* **AIM**:
Update the rows from the start through the line containing "annotation: 82 %: [331, 132, 354, 143]", changing "y-tick-label" to "left-tick-label" and leaving everything else as it is.

* **EXERCISE DATA**:
## Start
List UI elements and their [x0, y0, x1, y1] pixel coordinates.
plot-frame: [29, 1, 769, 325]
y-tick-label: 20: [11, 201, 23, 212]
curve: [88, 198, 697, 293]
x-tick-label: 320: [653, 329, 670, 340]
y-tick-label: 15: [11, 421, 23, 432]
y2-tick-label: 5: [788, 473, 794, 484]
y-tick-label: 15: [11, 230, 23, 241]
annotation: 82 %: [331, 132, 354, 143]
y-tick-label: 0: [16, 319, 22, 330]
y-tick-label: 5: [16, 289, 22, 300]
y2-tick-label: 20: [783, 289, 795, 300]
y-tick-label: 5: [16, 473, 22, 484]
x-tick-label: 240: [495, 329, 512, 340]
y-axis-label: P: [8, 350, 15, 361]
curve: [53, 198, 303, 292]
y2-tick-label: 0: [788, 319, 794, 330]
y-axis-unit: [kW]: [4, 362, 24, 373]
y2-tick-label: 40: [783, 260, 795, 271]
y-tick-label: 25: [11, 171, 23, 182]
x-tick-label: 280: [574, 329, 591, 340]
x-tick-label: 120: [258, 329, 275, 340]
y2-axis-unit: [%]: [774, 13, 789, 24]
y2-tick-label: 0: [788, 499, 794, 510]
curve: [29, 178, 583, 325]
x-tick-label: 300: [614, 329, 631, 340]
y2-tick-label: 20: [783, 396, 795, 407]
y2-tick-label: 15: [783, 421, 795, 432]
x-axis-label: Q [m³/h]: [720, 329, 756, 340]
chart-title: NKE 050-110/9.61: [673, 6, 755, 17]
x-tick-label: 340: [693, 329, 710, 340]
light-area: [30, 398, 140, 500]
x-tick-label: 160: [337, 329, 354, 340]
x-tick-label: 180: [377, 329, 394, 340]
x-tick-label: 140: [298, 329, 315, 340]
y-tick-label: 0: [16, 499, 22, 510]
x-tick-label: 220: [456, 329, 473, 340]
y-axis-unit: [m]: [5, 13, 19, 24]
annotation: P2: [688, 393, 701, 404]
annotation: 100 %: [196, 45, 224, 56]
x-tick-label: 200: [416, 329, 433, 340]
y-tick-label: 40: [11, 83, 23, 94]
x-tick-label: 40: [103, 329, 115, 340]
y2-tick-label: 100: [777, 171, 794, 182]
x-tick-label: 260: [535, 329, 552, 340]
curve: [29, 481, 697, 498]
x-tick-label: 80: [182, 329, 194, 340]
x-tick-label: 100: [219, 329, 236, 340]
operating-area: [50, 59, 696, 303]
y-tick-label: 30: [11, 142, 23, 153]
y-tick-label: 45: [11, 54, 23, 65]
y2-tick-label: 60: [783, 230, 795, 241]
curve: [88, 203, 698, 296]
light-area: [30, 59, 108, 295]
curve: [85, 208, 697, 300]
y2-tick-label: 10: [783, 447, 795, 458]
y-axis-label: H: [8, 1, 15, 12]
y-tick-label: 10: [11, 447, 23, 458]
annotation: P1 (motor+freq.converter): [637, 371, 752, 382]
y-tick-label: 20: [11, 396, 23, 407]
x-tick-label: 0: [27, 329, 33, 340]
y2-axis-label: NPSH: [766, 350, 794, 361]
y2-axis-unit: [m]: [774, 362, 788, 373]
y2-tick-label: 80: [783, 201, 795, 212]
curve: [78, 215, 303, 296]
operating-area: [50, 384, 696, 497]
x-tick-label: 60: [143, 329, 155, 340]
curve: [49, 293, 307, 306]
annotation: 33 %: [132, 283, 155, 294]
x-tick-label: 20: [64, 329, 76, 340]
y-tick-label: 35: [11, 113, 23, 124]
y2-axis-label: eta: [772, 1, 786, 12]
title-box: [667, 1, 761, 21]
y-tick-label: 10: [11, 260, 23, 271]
## End
* **COMPLETE OUTPUT**:
List UI elements and their [x0, y0, x1, y1] pixel coordinates.
plot-frame: [29, 1, 769, 325]
left-tick-label: 20: [11, 201, 23, 212]
curve: [88, 198, 697, 293]
x-tick-label: 320: [653, 329, 670, 340]
left-tick-label: 15: [11, 421, 23, 432]
y2-tick-label: 5: [788, 473, 794, 484]
left-tick-label: 15: [11, 230, 23, 241]
annotation: 82 %: [331, 132, 354, 143]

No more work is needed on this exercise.